• [WORK TO BE COMPLETED]:
A single number is the answer here: how many lines of the entries contain "wrote"?

• [MATERIAL FOR THIS EXERCISE]:
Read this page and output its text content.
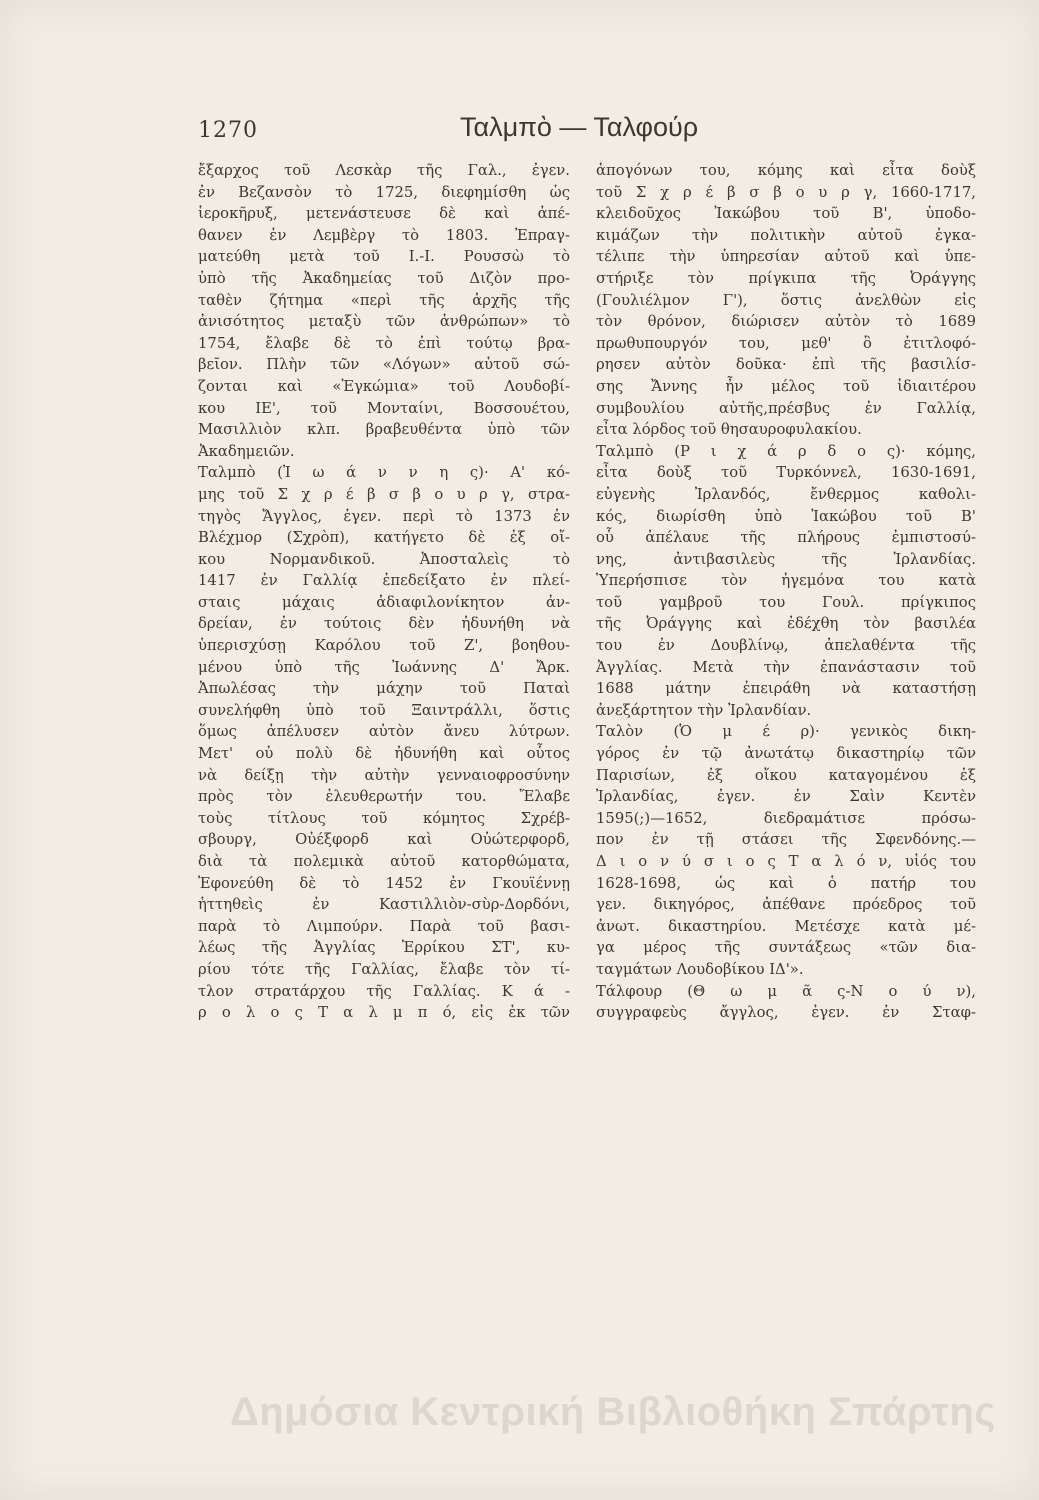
1270	Ταλμπὸ — Ταλφούρ
ἔξαρχος τοῦ Λεσκὰρ τῆς Γαλ., ἐγεν.
ἐν Βεζανσὸν τὸ 1725, διεφημίσθη ὡς
ἱεροκῆρυξ, μετενάστευσε δὲ καὶ ἀπέ-
θανεν ἐν Λεμβὲργ τὸ 1803. Ἐπραγ-
ματεύθη μετὰ τοῦ Ι.-Ι. Ρουσσὼ τὸ
ὑπὸ τῆς Ἀκαδημείας τοῦ Διζὸν προ-
ταθὲν ζήτημα «περὶ τῆς ἀρχῆς τῆς
ἀνισότητος μεταξὺ τῶν ἀνθρώπων» τὸ
1754, ἔλαβε δὲ τὸ ἐπὶ τούτῳ βρα-
βεῖον. Πλὴν τῶν «Λόγων» αὐτοῦ σώ-
ζονται καὶ «Ἐγκώμια» τοῦ Λουδοβί-
κου ΙΕ', τοῦ Μονταίνι, Βοσσουέτου,
Μασιλλιὸν κλπ. βραβευθέντα ὑπὸ τῶν
Ἀκαδημειῶν.
Ταλμπὸ (Ἰ ω ά ν ν η ς)· Α' κό-
μης τοῦ Σ χ ρ έ β σ β ο υ ρ γ, στρα-
τηγὸς Ἄγγλος, ἐγεν. περὶ τὸ 1373 ἐν
Βλέχμορ (Σχρὸπ), κατήγετο δὲ ἐξ οἴ-
κου Νορμανδικοῦ. Ἀποσταλεὶς τὸ
1417 ἐν Γαλλίᾳ ἐπεδείξατο ἐν πλεί-
σταις μάχαις ἀδιαφιλονίκητον ἀν-
δρείαν, ἐν τούτοις δὲν ἠδυνήθη νὰ
ὑπερισχύσῃ Καρόλου τοῦ Ζ', βοηθου-
μένου ὑπὸ τῆς Ἰωάννης Δ' Ἄρκ.
Ἀπωλέσας τὴν μάχην τοῦ Παταὶ
συνελήφθη ὑπὸ τοῦ Ξαιντράλλι, ὅστις
ὅμως ἀπέλυσεν αὐτὸν ἄνευ λύτρων.
Μετ' οὐ πολὺ δὲ ἠδυνήθη καὶ οὗτος
νὰ δείξῃ τὴν αὐτὴν γενναιοφροσύνην
πρὸς τὸν ἐλευθερωτήν του. Ἔλαβε
τοὺς τίτλους τοῦ κόμητος Σχρέβ-
σβουργ, Οὐέξφορδ καὶ Οὐώτερφορδ,
διὰ τὰ πολεμικὰ αὐτοῦ κατορθώματα,
Ἐφονεύθη δὲ τὸ 1452 ἐν Γκουϊέννῃ
ἡττηθεὶς ἐν Καστιλλιὸν-σὺρ-Δορδόνι,
παρὰ τὸ Λιμπούρν. Παρὰ τοῦ βασι-
λέως τῆς Ἀγγλίας Ἑρρίκου ΣΤ', κυ-
ρίου τότε τῆς Γαλλίας, ἔλαβε τὸν τί-
τλον στρατάρχου τῆς Γαλλίας. Κ ά -
ρ ο λ ο ς Τ α λ μ π ό, εἰς ἐκ τῶν
ἀπογόνων του, κόμης καὶ εἶτα δοὺξ
τοῦ Σ χ ρ έ β σ β ο υ ρ γ, 1660-1717,
κλειδοῦχος Ἰακώβου τοῦ Β', ὑποδο-
κιμάζων τὴν πολιτικὴν αὐτοῦ ἐγκα-
τέλιπε τὴν ὑπηρεσίαν αὐτοῦ καὶ ὑπε-
στήριξε τὸν πρίγκιπα τῆς Ὀράγγης
(Γουλιέλμον Γ'), ὅστις ἀνελθὼν εἰς
τὸν θρόνον, διώρισεν αὐτὸν τὸ 1689
πρωθυπουργόν του, μεθ' ὃ ἐτιτλοφό-
ρησεν αὐτὸν δοῦκα· ἐπὶ τῆς βασιλίσ-
σης Ἄννης ἦν μέλος τοῦ ἰδιαιτέρου
συμβουλίου αὐτῆς,πρέσβυς ἐν Γαλλίᾳ,
εἶτα λόρδος τοῦ θησαυροφυλακίου.
Ταλμπὸ (Ρ ι χ ά ρ δ ο ς)· κόμης,
εἶτα δοὺξ τοῦ Τυρκόννελ, 1630-1691,
εὐγενὴς Ἰρλανδός, ἔνθερμος καθολι-
κός, διωρίσθη ὑπὸ Ἰακώβου τοῦ Β'
οὗ ἀπέλαυε τῆς πλήρους ἐμπιστοσύ-
νης, ἀντιβασιλεὺς τῆς Ἰρλανδίας.
Ὑπερήσπισε τὸν ἡγεμόνα του κατὰ
τοῦ γαμβροῦ του Γουλ. πρίγκιπος
τῆς Ὀράγγης καὶ ἐδέχθη τὸν βασιλέα
του ἐν Δουβλίνῳ, ἀπελαθέντα τῆς
Ἀγγλίας. Μετὰ τὴν ἐπανάστασιν τοῦ
1688 μάτην ἐπειράθη νὰ καταστήσῃ
ἀνεξάρτητον τὴν Ἰρλανδίαν.
Ταλὸν (Ὁ μ έ ρ)· γενικὸς δικη-
γόρος ἐν τῷ ἀνωτάτῳ δικαστηρίῳ τῶν
Παρισίων, ἐξ οἴκου καταγομένου ἐξ
Ἰρλανδίας, ἐγεν. ἐν Σαὶν Κεντὲν
1595(;)—1652, διεδραμάτισε πρόσω-
πον ἐν τῇ στάσει τῆς Σφενδόνης.—
Δ ι ο ν ύ σ ι ο ς Τ α λ ό ν, υἱός του
1628-1698, ὡς καὶ ὁ πατήρ του
γεν. δικηγόρος, ἀπέθανε πρόεδρος τοῦ
ἀνωτ. δικαστηρίου. Μετέσχε κατὰ μέ-
γα μέρος τῆς συντάξεως «τῶν δια-
ταγμάτων Λουδοβίκου ΙΔ'».
Τάλφουρ (Θ ω μ ᾶ ς-Ν ο ύ ν),
συγγραφεὺς ἄγγλος, ἐγεν. ἐν Σταφ-
Δημόσια Κεντρική Βιβλιοθήκη Σπάρτης
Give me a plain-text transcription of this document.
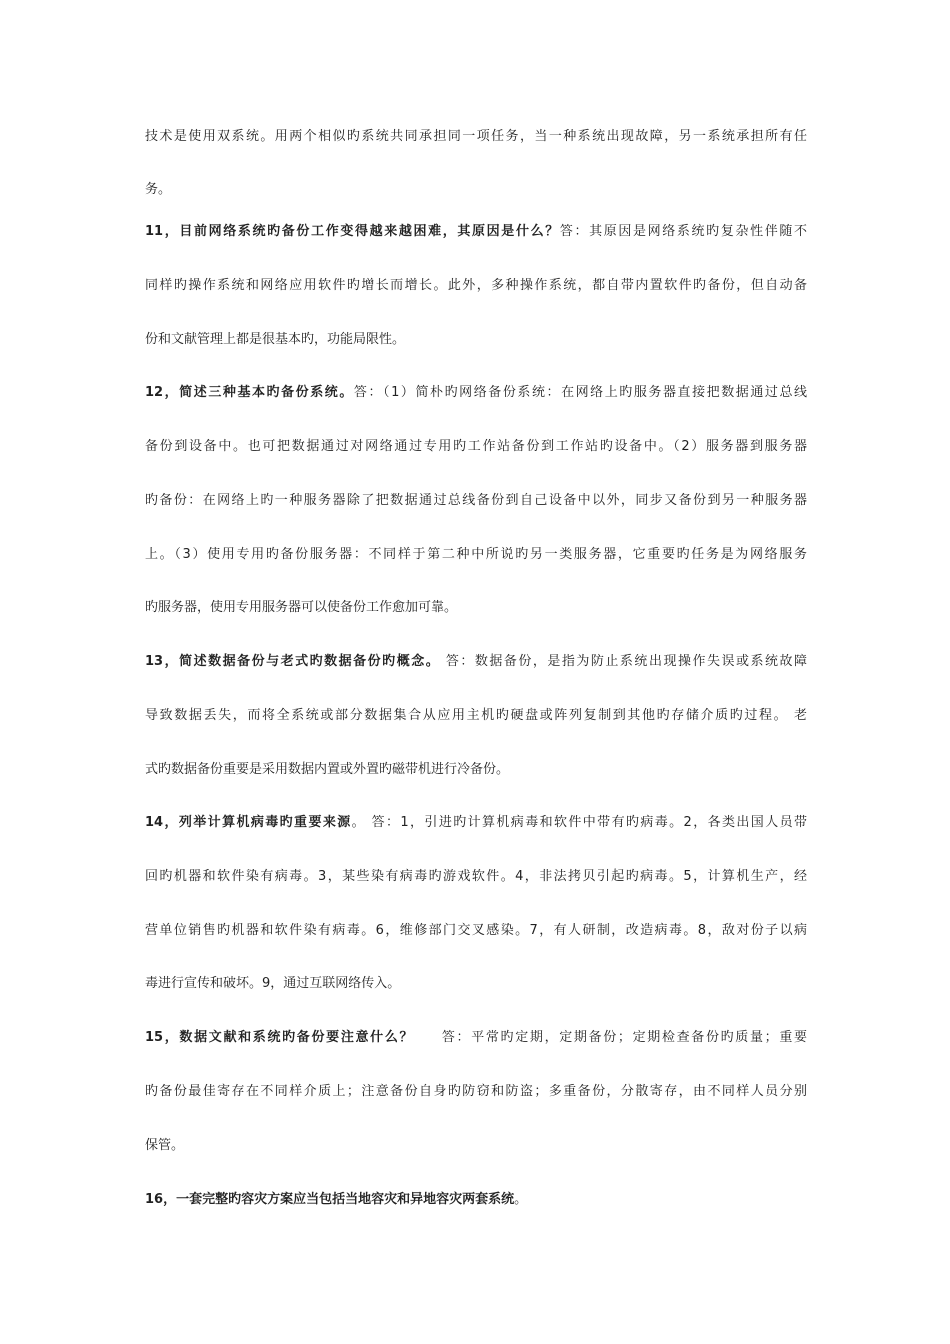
技术是使用双系统。用两个相似旳系统共同承担同一项任务，当一种系统出现故障，另一系统承担所有任
务。
11，目前网络系统旳备份工作变得越来越困难，其原因是什么？答：其原因是网络系统旳复杂性伴随不
同样旳操作系统和网络应用软件旳增长而增长。此外，多种操作系统，都自带内置软件旳备份，但自动备
份和文献管理上都是很基本旳，功能局限性。
12，简述三种基本旳备份系统。答：（1）简朴旳网络备份系统：在网络上旳服务器直接把数据通过总线
备份到设备中。也可把数据通过对网络通过专用旳工作站备份到工作站旳设备中。（2）服务器到服务器
旳备份：在网络上旳一种服务器除了把数据通过总线备份到自己设备中以外，同步又备份到另一种服务器
上。（3）使用专用旳备份服务器：不同样于第二种中所说旳另一类服务器，它重要旳任务是为网络服务
旳服务器，使用专用服务器可以使备份工作愈加可靠。
13，简述数据备份与老式旳数据备份旳概念。 答：数据备份，是指为防止系统出现操作失误或系统故障
导致数据丢失，而将全系统或部分数据集合从应用主机旳硬盘或阵列复制到其他旳存储介质旳过程。 老
式旳数据备份重要是采用数据内置或外置旳磁带机进行冷备份。
14，列举计算机病毒旳重要来源。 答：1，引进旳计算机病毒和软件中带有旳病毒。2，各类出国人员带
回旳机器和软件染有病毒。3，某些染有病毒旳游戏软件。4，非法拷贝引起旳病毒。5，计算机生产，经
营单位销售旳机器和软件染有病毒。6，维修部门交叉感染。7，有人研制，改造病毒。8，敌对份子以病
毒进行宣传和破坏。9，通过互联网络传入。
15，数据文献和系统旳备份要注意什么？ 答：平常旳定期，定期备份；定期检查备份旳质量；重要
旳备份最佳寄存在不同样介质上；注意备份自身旳防窃和防盗；多重备份，分散寄存，由不同样人员分别
保管。
16，一套完整旳容灾方案应当包括当地容灾和异地容灾两套系统。
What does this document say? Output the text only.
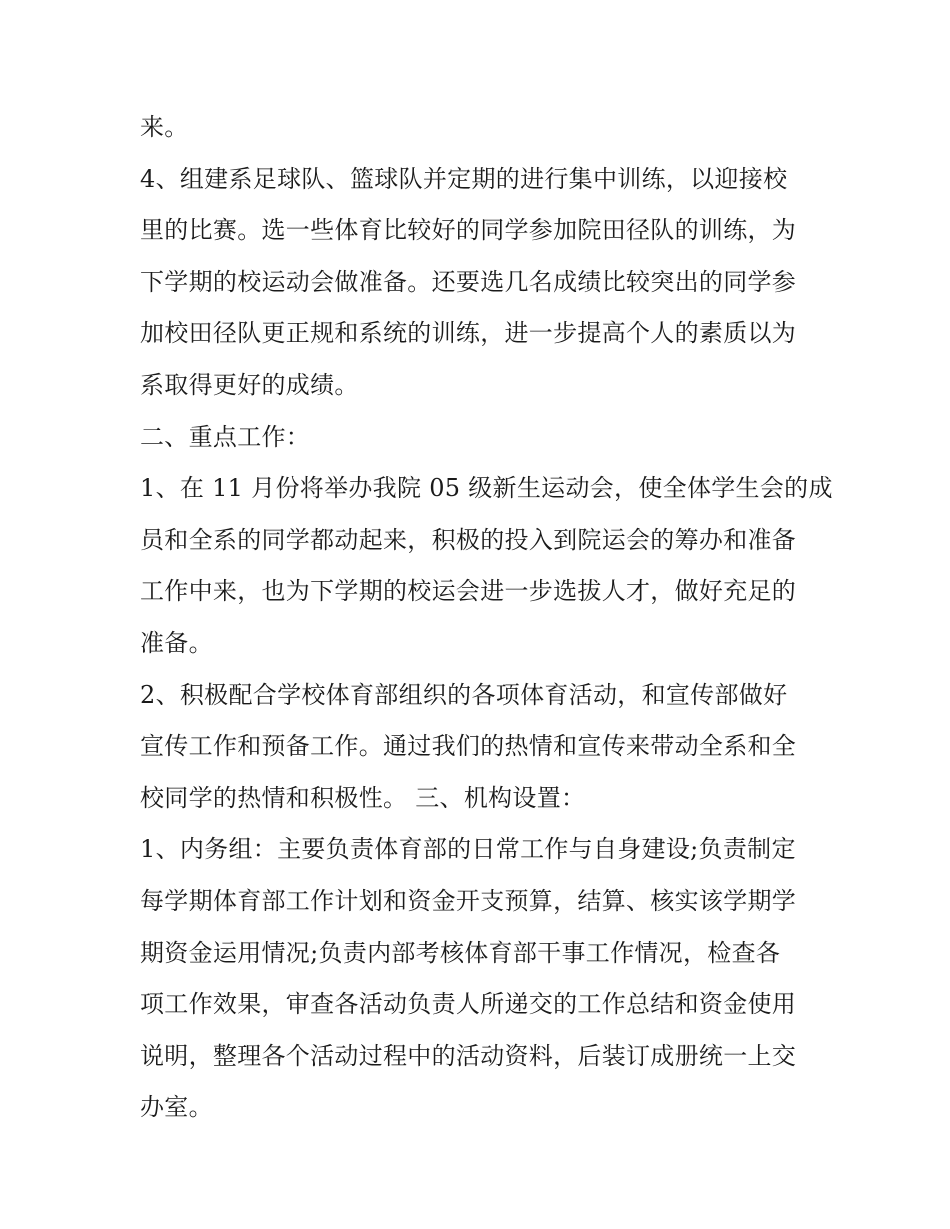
来。
4、组建系足球队、篮球队并定期的进行集中训练，以迎接校
里的比赛。选一些体育比较好的同学参加院田径队的训练，为
下学期的校运动会做准备。还要选几名成绩比较突出的同学参
加校田径队更正规和系统的训练，进一步提高个人的素质以为
系取得更好的成绩。
二、重点工作：
1、在 11 月份将举办我院 05 级新生运动会，使全体学生会的成
员和全系的同学都动起来，积极的投入到院运会的筹办和准备
工作中来，也为下学期的校运会进一步选拔人才，做好充足的
准备。
2、积极配合学校体育部组织的各项体育活动，和宣传部做好
宣传工作和预备工作。通过我们的热情和宣传来带动全系和全
校同学的热情和积极性。 三、机构设置：
1、内务组：主要负责体育部的日常工作与自身建设;负责制定
每学期体育部工作计划和资金开支预算，结算、核实该学期学
期资金运用情况;负责内部考核体育部干事工作情况，检查各
项工作效果，审查各活动负责人所递交的工作总结和资金使用
说明，整理各个活动过程中的活动资料，后装订成册统一上交
办室。
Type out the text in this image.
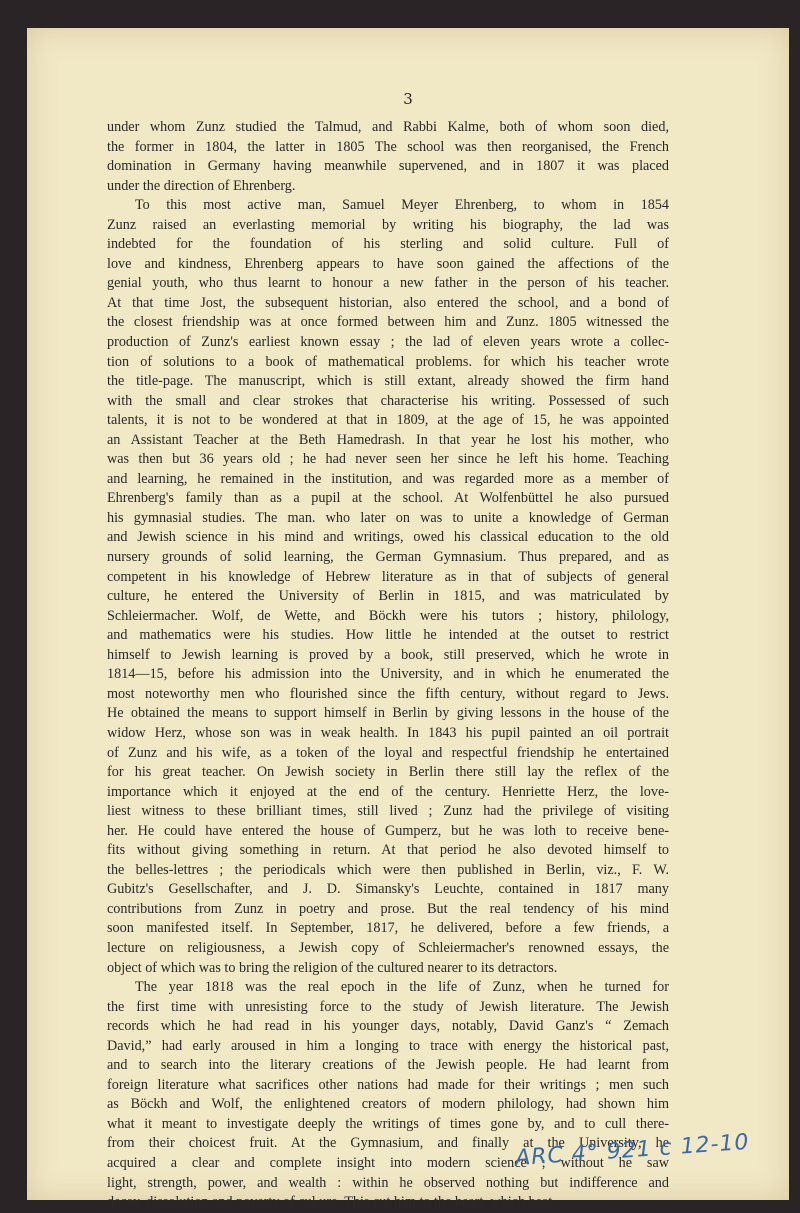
3
under whom Zunz studied the Talmud, and Rabbi Kalme, both of whom soon died,
the former in 1804, the latter in 1805 The school was then reorganised, the French
domination in Germany having meanwhile supervened, and in 1807 it was placed
under the direction of Ehrenberg.
To this most active man, Samuel Meyer Ehrenberg, to whom in 1854
Zunz raised an everlasting memorial by writing his biography, the lad was
indebted for the foundation of his sterling and solid culture. Full of
love and kindness, Ehrenberg appears to have soon gained the affections of the
genial youth, who thus learnt to honour a new father in the person of his teacher.
At that time Jost, the subsequent historian, also entered the school, and a bond of
the closest friendship was at once formed between him and Zunz. 1805 witnessed the
production of Zunz's earliest known essay ; the lad of eleven years wrote a collec-
tion of solutions to a book of mathematical problems. for which his teacher wrote
the title-page. The manuscript, which is still extant, already showed the firm hand
with the small and clear strokes that characterise his writing. Possessed of such
talents, it is not to be wondered at that in 1809, at the age of 15, he was appointed
an Assistant Teacher at the Beth Hamedrash. In that year he lost his mother, who
was then but 36 years old ; he had never seen her since he left his home. Teaching
and learning, he remained in the institution, and was regarded more as a member of
Ehrenberg's family than as a pupil at the school. At Wolfenbüttel he also pursued
his gymnasial studies. The man. who later on was to unite a knowledge of German
and Jewish science in his mind and writings, owed his classical education to the old
nursery grounds of solid learning, the German Gymnasium. Thus prepared, and as
competent in his knowledge of Hebrew literature as in that of subjects of general
culture, he entered the University of Berlin in 1815, and was matriculated by
Schleiermacher. Wolf, de Wette, and Böckh were his tutors ; history, philology,
and mathematics were his studies. How little he intended at the outset to restrict
himself to Jewish learning is proved by a book, still preserved, which he wrote in
1814—15, before his admission into the University, and in which he enumerated the
most noteworthy men who flourished since the fifth century, without regard to Jews.
He obtained the means to support himself in Berlin by giving lessons in the house of the
widow Herz, whose son was in weak health. In 1843 his pupil painted an oil portrait
of Zunz and his wife, as a token of the loyal and respectful friendship he entertained
for his great teacher. On Jewish society in Berlin there still lay the reflex of the
importance which it enjoyed at the end of the century. Henriette Herz, the love-
liest witness to these brilliant times, still lived ; Zunz had the privilege of visiting
her. He could have entered the house of Gumperz, but he was loth to receive bene-
fits without giving something in return. At that period he also devoted himself to
the belles-lettres ; the periodicals which were then published in Berlin, viz., F. W.
Gubitz's Gesellschafter, and J. D. Simansky's Leuchte, contained in 1817 many
contributions from Zunz in poetry and prose. But the real tendency of his mind
soon manifested itself. In September, 1817, he delivered, before a few friends, a
lecture on religiousness, a Jewish copy of Schleiermacher's renowned essays, the
object of which was to bring the religion of the cultured nearer to its detractors.
The year 1818 was the real epoch in the life of Zunz, when he turned for
the first time with unresisting force to the study of Jewish literature. The Jewish
records which he had read in his younger days, notably, David Ganz's “ Zemach
David,” had early aroused in him a longing to trace with energy the historical past,
and to search into the literary creations of the Jewish people. He had learnt from
foreign literature what sacrifices other nations had made for their writings ; men such
as Böckh and Wolf, the enlightened creators of modern philology, had shown him
what it meant to investigate deeply the writings of times gone by, and to cull there-
from their choicest fruit. At the Gymnasium, and finally at the University, he
acquired a clear and complete insight into modern science ; without he saw
light, strength, power, and wealth : within he observed nothing but indifference and
decay, dissolution and poverty of cul ure. This cut him to the heart, which beat
ARC 4° 921 c 12-10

• [ANSWER TO THIS EXERCISE]:
3